__CHALLENGE__. Only a number is wanted: how many lines in these records contain the word "What"?
┄┄┄┄┄┄┄┄┄┄┄┄┄┄┄┄┄┄┄┄
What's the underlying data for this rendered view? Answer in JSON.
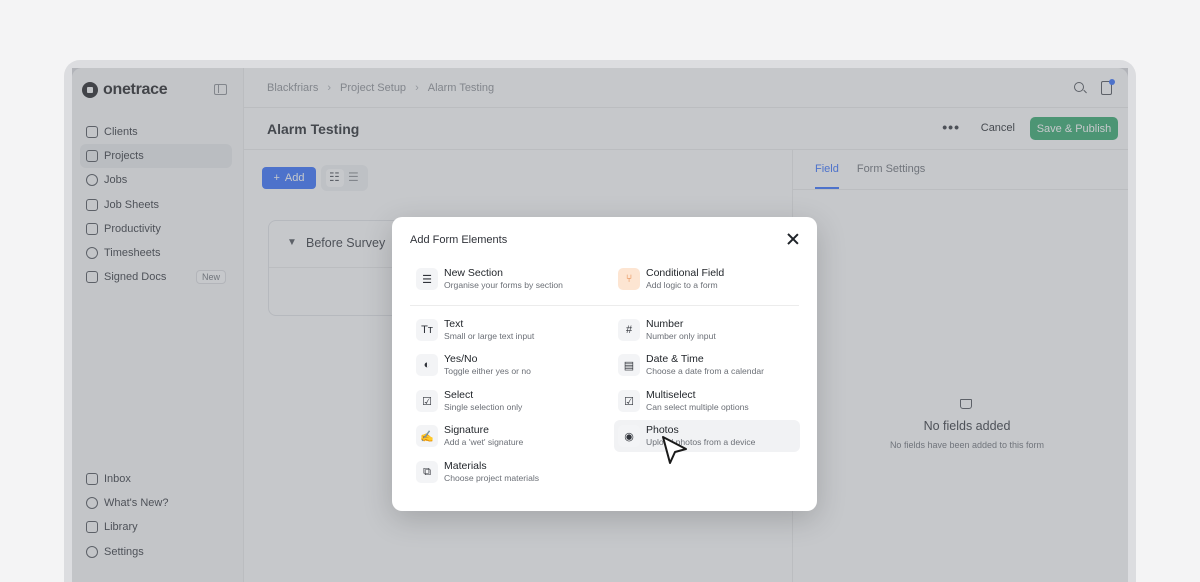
{
  "app": {
    "name": "onetrace"
  },
  "sidebar": {
    "items": [
      {
        "label": "Clients",
        "icon": "briefcase-icon"
      },
      {
        "label": "Projects",
        "icon": "cube-icon"
      },
      {
        "label": "Jobs",
        "icon": "helmet-icon"
      },
      {
        "label": "Job Sheets",
        "icon": "sheets-icon"
      },
      {
        "label": "Productivity",
        "icon": "chart-icon"
      },
      {
        "label": "Timesheets",
        "icon": "clock-icon"
      },
      {
        "label": "Signed Docs",
        "icon": "signature-icon",
        "badge": "New"
      }
    ],
    "bottom_items": [
      {
        "label": "Inbox",
        "icon": "inbox-icon"
      },
      {
        "label": "What's New?",
        "icon": "sparkle-icon"
      },
      {
        "label": "Library",
        "icon": "grid-icon"
      },
      {
        "label": "Settings",
        "icon": "gear-icon"
      }
    ],
    "active": "Projects"
  },
  "breadcrumb": [
    "Blackfriars",
    "Project Setup",
    "Alarm Testing"
  ],
  "header": {
    "title": "Alarm Testing",
    "more": "•••",
    "cancel": "Cancel",
    "publish": "Save & Publish"
  },
  "toolbar": {
    "add_label": "Add",
    "add_icon": "+"
  },
  "section": {
    "title": "Before Survey"
  },
  "panel": {
    "tabs": [
      "Field",
      "Form Settings"
    ],
    "active_tab": "Field",
    "empty_title": "No fields added",
    "empty_sub": "No fields have been added to this form"
  },
  "modal": {
    "title": "Add Form Elements",
    "options": [
      {
        "name": "New Section",
        "desc": "Organise your forms by section",
        "icon": "list-icon",
        "glyph": "☰"
      },
      {
        "name": "Conditional Field",
        "desc": "Add logic to a form",
        "icon": "branch-icon",
        "glyph": "⑂"
      },
      {
        "name": "Text",
        "desc": "Small or large text input",
        "icon": "text-icon",
        "glyph": "Tт"
      },
      {
        "name": "Number",
        "desc": "Number only input",
        "icon": "hash-icon",
        "glyph": "#"
      },
      {
        "name": "Yes/No",
        "desc": "Toggle either yes or no",
        "icon": "toggle-icon",
        "glyph": "◐"
      },
      {
        "name": "Date & Time",
        "desc": "Choose a date from a calendar",
        "icon": "calendar-icon",
        "glyph": "▤"
      },
      {
        "name": "Select",
        "desc": "Single selection only",
        "icon": "check-square-icon",
        "glyph": "☑"
      },
      {
        "name": "Multiselect",
        "desc": "Can select multiple options",
        "icon": "multi-check-icon",
        "glyph": "☑"
      },
      {
        "name": "Signature",
        "desc": "Add a 'wet' signature",
        "icon": "pen-icon",
        "glyph": "✍"
      },
      {
        "name": "Photos",
        "desc": "Upload photos from a device",
        "icon": "camera-icon",
        "glyph": "◉"
      },
      {
        "name": "Materials",
        "desc": "Choose project materials",
        "icon": "materials-icon",
        "glyph": "⧉"
      }
    ]
  },
  "colors": {
    "accent": "#2f6bff",
    "publish": "#2ea86a",
    "conditional": "#e2803f"
  }
}
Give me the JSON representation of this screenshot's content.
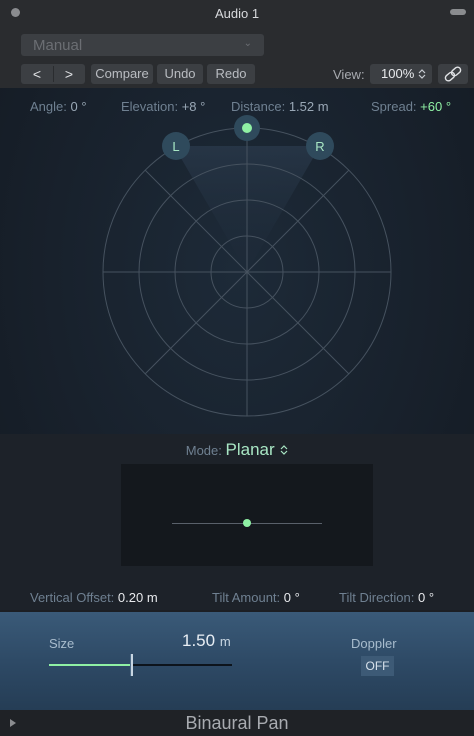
┄┄┄┄┄┄┄┄┄┄┄┄┄┄┄┄┄┄┄┄
__FULL OUTPUT__. 2